(Extracted data entries)
--*--

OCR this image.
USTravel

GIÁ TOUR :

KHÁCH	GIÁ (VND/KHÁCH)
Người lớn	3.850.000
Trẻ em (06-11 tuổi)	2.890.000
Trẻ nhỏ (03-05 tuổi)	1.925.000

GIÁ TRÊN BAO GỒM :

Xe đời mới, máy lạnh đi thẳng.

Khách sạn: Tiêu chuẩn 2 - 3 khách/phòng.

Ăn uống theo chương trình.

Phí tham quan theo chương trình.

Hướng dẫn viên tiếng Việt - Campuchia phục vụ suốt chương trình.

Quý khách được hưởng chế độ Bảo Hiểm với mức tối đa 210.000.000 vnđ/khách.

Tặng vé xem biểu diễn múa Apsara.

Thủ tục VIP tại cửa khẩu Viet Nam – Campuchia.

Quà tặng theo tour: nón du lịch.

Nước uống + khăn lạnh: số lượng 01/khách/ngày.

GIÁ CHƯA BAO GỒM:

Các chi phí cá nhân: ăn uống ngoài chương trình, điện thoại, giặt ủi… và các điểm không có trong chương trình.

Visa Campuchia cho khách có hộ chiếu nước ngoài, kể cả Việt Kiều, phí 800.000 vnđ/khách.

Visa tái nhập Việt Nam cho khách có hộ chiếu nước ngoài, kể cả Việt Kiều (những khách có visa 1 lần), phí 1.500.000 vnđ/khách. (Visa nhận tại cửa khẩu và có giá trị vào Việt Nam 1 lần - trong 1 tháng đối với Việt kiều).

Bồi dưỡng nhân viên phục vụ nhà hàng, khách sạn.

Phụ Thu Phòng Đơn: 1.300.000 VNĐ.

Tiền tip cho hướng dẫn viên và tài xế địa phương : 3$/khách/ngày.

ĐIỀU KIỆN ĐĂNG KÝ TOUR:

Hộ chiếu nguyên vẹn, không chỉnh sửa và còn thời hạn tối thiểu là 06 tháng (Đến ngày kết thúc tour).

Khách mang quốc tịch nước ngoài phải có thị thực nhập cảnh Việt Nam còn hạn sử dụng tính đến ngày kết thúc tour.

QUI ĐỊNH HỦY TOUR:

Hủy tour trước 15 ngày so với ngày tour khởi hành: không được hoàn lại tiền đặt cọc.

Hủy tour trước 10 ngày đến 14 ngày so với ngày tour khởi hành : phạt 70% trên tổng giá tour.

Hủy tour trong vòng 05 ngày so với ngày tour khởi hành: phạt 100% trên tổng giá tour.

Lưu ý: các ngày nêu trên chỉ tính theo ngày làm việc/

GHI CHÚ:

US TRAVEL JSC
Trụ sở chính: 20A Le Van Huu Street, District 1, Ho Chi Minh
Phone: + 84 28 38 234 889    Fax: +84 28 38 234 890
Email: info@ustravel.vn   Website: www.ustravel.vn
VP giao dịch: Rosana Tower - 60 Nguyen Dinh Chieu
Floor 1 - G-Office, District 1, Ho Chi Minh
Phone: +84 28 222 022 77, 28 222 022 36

--*--

Copy the records above exactly.

OCR this image.
USTravel

GIÁ TOUR :

KHÁCH	GIÁ (VND/KHÁCH)
Người lớn	3.850.000
Trẻ em (06-11 tuổi)	2.890.000
Trẻ nhỏ (03-05 tuổi)	1.925.000

GIÁ TRÊN BAO GỒM :

Xe đời mới, máy lạnh đi thẳng.

Khách sạn: Tiêu chuẩn 2 - 3 khách/phòng.

Ăn uống theo chương trình.

Phí tham quan theo chương trình.

Hướng dẫn viên tiếng Việt - Campuchia phục vụ suốt chương trình.

Quý khách được hưởng chế độ Bảo Hiểm với mức tối đa 210.000.000 vnđ/khách.

Tặng vé xem biểu diễn múa Apsara.

Thủ tục VIP tại cửa khẩu Viet Nam – Campuchia.

Quà tặng theo tour: nón du lịch.

Nước uống + khăn lạnh: số lượng 01/khách/ngày.

GIÁ CHƯA BAO GỒM:

Các chi phí cá nhân: ăn uống ngoài chương trình, điện thoại, giặt ủi… và các điểm không có trong chương trình.

Visa Campuchia cho khách có hộ chiếu nước ngoài, kể cả Việt Kiều, phí 800.000 vnđ/khách.

Visa tái nhập Việt Nam cho khách có hộ chiếu nước ngoài, kể cả Việt Kiều (những khách có visa 1 lần), phí 1.500.000 vnđ/khách. (Visa nhận tại cửa khẩu và có giá trị vào Việt Nam 1 lần - trong 1 tháng đối với Việt kiều).

Bồi dưỡng nhân viên phục vụ nhà hàng, khách sạn.

Phụ Thu Phòng Đơn: 1.300.000 VNĐ.

Tiền tip cho hướng dẫn viên và tài xế địa phương : 3$/khách/ngày.

ĐIỀU KIỆN ĐĂNG KÝ TOUR:

Hộ chiếu nguyên vẹn, không chỉnh sửa và còn thời hạn tối thiểu là 06 tháng (Đến ngày kết thúc tour).

Khách mang quốc tịch nước ngoài phải có thị thực nhập cảnh Việt Nam còn hạn sử dụng tính đến ngày kết thúc tour.

QUI ĐỊNH HỦY TOUR:

Hủy tour trước 15 ngày so với ngày tour khởi hành: không được hoàn lại tiền đặt cọc.

Hủy tour trước 10 ngày đến 14 ngày so với ngày tour khởi hành : phạt 70% trên tổng giá tour.

Hủy tour trong vòng 05 ngày so với ngày tour khởi hành: phạt 100% trên tổng giá tour.

Lưu ý: các ngày nêu trên chỉ tính theo ngày làm việc/

GHI CHÚ:

US TRAVEL JSC
Trụ sở chính: 20A Le Van Huu Street, District 1, Ho Chi Minh
Phone: + 84 28 38 234 889    Fax: +84 28 38 234 890
Email: info@ustravel.vn   Website: www.ustravel.vn
VP giao dịch: Rosana Tower - 60 Nguyen Dinh Chieu
Floor 1 - G-Office, District 1, Ho Chi Minh
Phone: +84 28 222 022 77, 28 222 022 36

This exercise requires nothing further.